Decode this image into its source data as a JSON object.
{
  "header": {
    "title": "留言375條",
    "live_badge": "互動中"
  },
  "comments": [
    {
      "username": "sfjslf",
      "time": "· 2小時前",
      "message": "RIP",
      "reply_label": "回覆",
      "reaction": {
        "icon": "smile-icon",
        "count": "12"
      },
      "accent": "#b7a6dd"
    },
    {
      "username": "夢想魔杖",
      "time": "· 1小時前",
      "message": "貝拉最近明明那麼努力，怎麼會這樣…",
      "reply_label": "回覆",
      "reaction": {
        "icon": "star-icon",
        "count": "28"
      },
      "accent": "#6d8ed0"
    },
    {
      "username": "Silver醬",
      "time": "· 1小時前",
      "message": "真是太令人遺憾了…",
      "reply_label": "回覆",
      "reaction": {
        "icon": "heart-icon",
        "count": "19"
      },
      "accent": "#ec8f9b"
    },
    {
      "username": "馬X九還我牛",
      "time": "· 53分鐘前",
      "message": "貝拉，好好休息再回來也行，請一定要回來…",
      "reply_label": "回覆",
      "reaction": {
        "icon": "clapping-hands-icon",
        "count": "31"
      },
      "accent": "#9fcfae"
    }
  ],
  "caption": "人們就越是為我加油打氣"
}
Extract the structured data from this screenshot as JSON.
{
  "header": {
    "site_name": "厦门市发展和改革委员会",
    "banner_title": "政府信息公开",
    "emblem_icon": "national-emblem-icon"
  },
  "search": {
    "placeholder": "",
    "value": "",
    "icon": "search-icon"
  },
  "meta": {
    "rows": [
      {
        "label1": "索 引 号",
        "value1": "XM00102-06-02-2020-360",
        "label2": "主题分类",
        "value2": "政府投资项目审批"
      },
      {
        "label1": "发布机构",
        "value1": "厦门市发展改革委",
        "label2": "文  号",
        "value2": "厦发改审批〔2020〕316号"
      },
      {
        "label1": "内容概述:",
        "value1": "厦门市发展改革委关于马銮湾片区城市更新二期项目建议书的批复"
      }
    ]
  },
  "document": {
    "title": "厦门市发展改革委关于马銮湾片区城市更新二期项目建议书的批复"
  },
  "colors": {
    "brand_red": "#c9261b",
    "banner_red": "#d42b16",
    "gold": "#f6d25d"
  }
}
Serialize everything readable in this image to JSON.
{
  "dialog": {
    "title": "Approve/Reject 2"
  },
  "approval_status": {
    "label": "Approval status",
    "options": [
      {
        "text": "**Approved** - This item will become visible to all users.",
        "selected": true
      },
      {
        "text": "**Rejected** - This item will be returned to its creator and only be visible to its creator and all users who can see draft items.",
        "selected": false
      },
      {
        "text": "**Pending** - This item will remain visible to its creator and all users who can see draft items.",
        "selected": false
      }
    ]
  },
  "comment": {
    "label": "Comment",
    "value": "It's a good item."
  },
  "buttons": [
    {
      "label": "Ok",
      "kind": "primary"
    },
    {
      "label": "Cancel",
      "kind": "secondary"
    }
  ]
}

- Task prompt -
Extract the whole listing, character for character.

- Written solution -
Decode this image into its source data as a JSON object.
{
  "header": {
    "title": "留言375條",
    "live_badge": "互動中"
  },
  "comments": [
    {
      "username": "sfjslf",
      "time": "· 2小時前",
      "message": "RIP",
      "reply_label": "回覆",
      "reaction": {
        "icon": "smile-icon",
        "count": "12"
      },
      "accent": "#b7a6dd"
    },
    {
      "username": "夢想魔杖",
      "time": "· 1小時前",
      "message": "貝拉最近明明那麼努力，怎麼會這樣…",
      "reply_label": "回覆",
      "reaction": {
        "icon": "star-icon",
        "count": "28"
      },
      "accent": "#6d8ed0"
    },
    {
      "username": "Silver醬",
      "time": "· 1小時前",
      "message": "真是太令人遺憾了…",
      "reply_label": "回覆",
      "reaction": {
        "icon": "heart-icon",
        "count": "19"
      },
      "accent": "#ec8f9b"
    },
    {
      "username": "馬X九還我牛",
      "time": "· 53分鐘前",
      "message": "貝拉，好好休息再回來也行，請一定要回來…",
      "reply_label": "回覆",
      "reaction": {
        "icon": "clapping-hands-icon",
        "count": "31"
      },
      "accent": "#9fcfae"
    }
  ],
  "caption": "人們就越是為我加油打氣"
}
Extract the structured data from this screenshot as JSON.
{
  "header": {
    "site_name": "厦门市发展和改革委员会",
    "banner_title": "政府信息公开",
    "emblem_icon": "national-emblem-icon"
  },
  "search": {
    "placeholder": "",
    "value": "",
    "icon": "search-icon"
  },
  "meta": {
    "rows": [
      {
        "label1": "索 引 号",
        "value1": "XM00102-06-02-2020-360",
        "label2": "主题分类",
        "value2": "政府投资项目审批"
      },
      {
        "label1": "发布机构",
        "value1": "厦门市发展改革委",
        "label2": "文  号",
        "value2": "厦发改审批〔2020〕316号"
      },
      {
        "label1": "内容概述:",
        "value1": "厦门市发展改革委关于马銮湾片区城市更新二期项目建议书的批复"
      }
    ]
  },
  "document": {
    "title": "厦门市发展改革委关于马銮湾片区城市更新二期项目建议书的批复"
  },
  "colors": {
    "brand_red": "#c9261b",
    "banner_red": "#d42b16",
    "gold": "#f6d25d"
  }
}
Serialize everything readable in this image to JSON.
{
  "dialog": {
    "title": "Approve/Reject 2"
  },
  "approval_status": {
    "label": "Approval status",
    "options": [
      {
        "text": "**Approved** - This item will become visible to all users.",
        "selected": true
      },
      {
        "text": "**Rejected** - This item will be returned to its creator and only be visible to its creator and all users who can see draft items.",
        "selected": false
      },
      {
        "text": "**Pending** - This item will remain visible to its creator and all users who can see draft items.",
        "selected": false
      }
    ]
  },
  "comment": {
    "label": "Comment",
    "value": "It's a good item."
  },
  "buttons": [
    {
      "label": "Ok",
      "kind": "primary"
    },
    {
      "label": "Cancel",
      "kind": "secondary"
    }
  ]
}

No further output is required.